SET EXERCISE.
Repeat the material below verbatim, from its first line through the line that contains "range-today[interactable]: Today [851,60,909,88]", including both ends.

***

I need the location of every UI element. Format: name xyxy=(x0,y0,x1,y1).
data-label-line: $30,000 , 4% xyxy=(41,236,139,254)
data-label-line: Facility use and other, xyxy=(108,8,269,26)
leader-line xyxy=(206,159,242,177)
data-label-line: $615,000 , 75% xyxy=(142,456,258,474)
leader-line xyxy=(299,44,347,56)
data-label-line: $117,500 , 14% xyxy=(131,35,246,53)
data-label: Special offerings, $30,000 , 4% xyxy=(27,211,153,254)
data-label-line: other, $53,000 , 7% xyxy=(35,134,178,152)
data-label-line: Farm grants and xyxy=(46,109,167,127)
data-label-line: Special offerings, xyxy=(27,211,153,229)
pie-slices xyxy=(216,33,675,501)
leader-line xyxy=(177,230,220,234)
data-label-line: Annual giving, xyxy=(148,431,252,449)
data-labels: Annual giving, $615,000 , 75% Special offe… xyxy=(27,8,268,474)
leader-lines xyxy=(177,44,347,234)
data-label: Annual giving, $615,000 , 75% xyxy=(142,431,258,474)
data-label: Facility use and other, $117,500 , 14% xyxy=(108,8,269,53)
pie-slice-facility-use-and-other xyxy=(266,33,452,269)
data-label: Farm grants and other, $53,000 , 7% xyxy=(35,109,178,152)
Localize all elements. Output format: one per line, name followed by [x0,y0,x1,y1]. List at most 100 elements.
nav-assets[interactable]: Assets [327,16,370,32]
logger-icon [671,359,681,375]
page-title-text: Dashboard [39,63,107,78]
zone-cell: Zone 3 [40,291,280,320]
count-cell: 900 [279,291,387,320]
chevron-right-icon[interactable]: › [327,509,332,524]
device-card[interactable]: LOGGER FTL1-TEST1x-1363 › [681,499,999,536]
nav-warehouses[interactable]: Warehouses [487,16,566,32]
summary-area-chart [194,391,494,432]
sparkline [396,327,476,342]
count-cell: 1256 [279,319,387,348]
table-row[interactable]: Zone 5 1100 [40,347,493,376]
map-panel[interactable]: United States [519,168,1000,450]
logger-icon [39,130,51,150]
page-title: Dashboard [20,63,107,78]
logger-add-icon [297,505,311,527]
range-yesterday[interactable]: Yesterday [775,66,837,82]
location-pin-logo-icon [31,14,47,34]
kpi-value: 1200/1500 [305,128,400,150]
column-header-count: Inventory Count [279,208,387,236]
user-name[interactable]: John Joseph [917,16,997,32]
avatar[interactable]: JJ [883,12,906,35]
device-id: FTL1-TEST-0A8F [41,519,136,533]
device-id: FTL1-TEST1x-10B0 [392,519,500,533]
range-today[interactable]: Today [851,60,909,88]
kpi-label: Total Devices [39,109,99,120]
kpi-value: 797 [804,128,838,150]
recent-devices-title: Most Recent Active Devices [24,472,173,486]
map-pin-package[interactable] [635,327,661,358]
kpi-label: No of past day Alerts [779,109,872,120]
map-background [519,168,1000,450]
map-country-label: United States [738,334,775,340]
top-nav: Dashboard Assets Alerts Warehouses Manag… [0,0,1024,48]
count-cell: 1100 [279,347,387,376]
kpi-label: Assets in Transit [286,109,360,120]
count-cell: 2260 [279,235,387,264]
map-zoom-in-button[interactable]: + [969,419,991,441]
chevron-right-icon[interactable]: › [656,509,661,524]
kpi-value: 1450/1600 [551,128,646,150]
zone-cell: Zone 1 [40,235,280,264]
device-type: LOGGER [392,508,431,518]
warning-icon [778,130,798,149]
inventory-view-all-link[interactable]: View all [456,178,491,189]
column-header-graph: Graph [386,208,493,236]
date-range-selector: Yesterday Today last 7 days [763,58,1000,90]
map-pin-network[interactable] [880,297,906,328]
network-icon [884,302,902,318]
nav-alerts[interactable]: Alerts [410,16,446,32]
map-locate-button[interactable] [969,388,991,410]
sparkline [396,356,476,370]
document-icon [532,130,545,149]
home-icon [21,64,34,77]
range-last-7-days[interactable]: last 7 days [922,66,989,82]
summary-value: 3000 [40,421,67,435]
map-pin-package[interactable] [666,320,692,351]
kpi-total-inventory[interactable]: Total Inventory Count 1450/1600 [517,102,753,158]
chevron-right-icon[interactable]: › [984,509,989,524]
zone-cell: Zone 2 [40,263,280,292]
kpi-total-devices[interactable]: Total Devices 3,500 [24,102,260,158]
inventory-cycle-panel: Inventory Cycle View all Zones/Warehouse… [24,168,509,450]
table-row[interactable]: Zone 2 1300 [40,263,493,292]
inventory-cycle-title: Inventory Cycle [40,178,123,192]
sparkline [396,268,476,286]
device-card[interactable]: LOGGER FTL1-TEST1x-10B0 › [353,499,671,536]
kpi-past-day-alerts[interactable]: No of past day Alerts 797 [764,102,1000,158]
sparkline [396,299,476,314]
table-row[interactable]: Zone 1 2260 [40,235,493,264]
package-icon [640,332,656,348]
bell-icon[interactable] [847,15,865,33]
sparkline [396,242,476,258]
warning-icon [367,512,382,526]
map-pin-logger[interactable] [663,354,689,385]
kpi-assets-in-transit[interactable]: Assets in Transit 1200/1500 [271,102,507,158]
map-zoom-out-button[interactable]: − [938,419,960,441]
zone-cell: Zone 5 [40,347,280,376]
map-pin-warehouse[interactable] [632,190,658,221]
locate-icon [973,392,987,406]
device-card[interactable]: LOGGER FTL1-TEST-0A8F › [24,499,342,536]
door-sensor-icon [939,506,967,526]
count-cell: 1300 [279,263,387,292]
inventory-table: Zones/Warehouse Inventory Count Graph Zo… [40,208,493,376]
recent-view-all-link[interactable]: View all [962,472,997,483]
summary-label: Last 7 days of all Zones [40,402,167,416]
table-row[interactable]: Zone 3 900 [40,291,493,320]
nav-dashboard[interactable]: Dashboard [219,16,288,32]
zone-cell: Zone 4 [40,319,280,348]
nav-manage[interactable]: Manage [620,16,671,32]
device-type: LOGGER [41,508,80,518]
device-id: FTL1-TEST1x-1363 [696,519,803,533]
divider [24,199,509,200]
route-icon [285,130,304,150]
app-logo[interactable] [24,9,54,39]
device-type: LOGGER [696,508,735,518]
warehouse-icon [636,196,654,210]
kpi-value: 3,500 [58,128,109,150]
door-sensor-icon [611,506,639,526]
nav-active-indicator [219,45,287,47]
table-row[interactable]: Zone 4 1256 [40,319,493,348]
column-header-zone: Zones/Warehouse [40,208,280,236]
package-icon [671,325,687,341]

***

OUTPUT FOR THIS TASK.
I need the location of every UI element. Format: name xyxy=(x0,y0,x1,y1).
data-label-line: $30,000 , 4% xyxy=(41,236,139,254)
data-label-line: Facility use and other, xyxy=(108,8,269,26)
leader-line xyxy=(206,159,242,177)
data-label-line: $615,000 , 75% xyxy=(142,456,258,474)
leader-line xyxy=(299,44,347,56)
data-label-line: $117,500 , 14% xyxy=(131,35,246,53)
data-label: Special offerings, $30,000 , 4% xyxy=(27,211,153,254)
data-label-line: other, $53,000 , 7% xyxy=(35,134,178,152)
data-label-line: Farm grants and xyxy=(46,109,167,127)
data-label-line: Special offerings, xyxy=(27,211,153,229)
pie-slices xyxy=(216,33,675,501)
leader-line xyxy=(177,230,220,234)
data-label-line: Annual giving, xyxy=(148,431,252,449)
data-labels: Annual giving, $615,000 , 75% Special offe… xyxy=(27,8,268,474)
leader-lines xyxy=(177,44,347,234)
data-label: Annual giving, $615,000 , 75% xyxy=(142,431,258,474)
data-label: Facility use and other, $117,500 , 14% xyxy=(108,8,269,53)
pie-slice-facility-use-and-other xyxy=(266,33,452,269)
data-label: Farm grants and other, $53,000 , 7% xyxy=(35,109,178,152)
Localize all elements. Output format: one per line, name followed by [x0,y0,x1,y1]. List at most 100 elements.
nav-assets[interactable]: Assets [327,16,370,32]
logger-icon [671,359,681,375]
page-title-text: Dashboard [39,63,107,78]
zone-cell: Zone 3 [40,291,280,320]
count-cell: 900 [279,291,387,320]
chevron-right-icon[interactable]: › [327,509,332,524]
device-card[interactable]: LOGGER FTL1-TEST1x-1363 › [681,499,999,536]
nav-warehouses[interactable]: Warehouses [487,16,566,32]
summary-area-chart [194,391,494,432]
sparkline [396,327,476,342]
count-cell: 1256 [279,319,387,348]
table-row[interactable]: Zone 5 1100 [40,347,493,376]
map-panel[interactable]: United States [519,168,1000,450]
logger-icon [39,130,51,150]
page-title: Dashboard [20,63,107,78]
logger-add-icon [297,505,311,527]
range-yesterday[interactable]: Yesterday [775,66,837,82]
location-pin-logo-icon [31,14,47,34]
kpi-value: 1200/1500 [305,128,400,150]
column-header-count: Inventory Count [279,208,387,236]
user-name[interactable]: John Joseph [917,16,997,32]
avatar[interactable]: JJ [883,12,906,35]
device-id: FTL1-TEST-0A8F [41,519,136,533]
device-id: FTL1-TEST1x-10B0 [392,519,500,533]
range-today[interactable]: Today [851,60,909,88]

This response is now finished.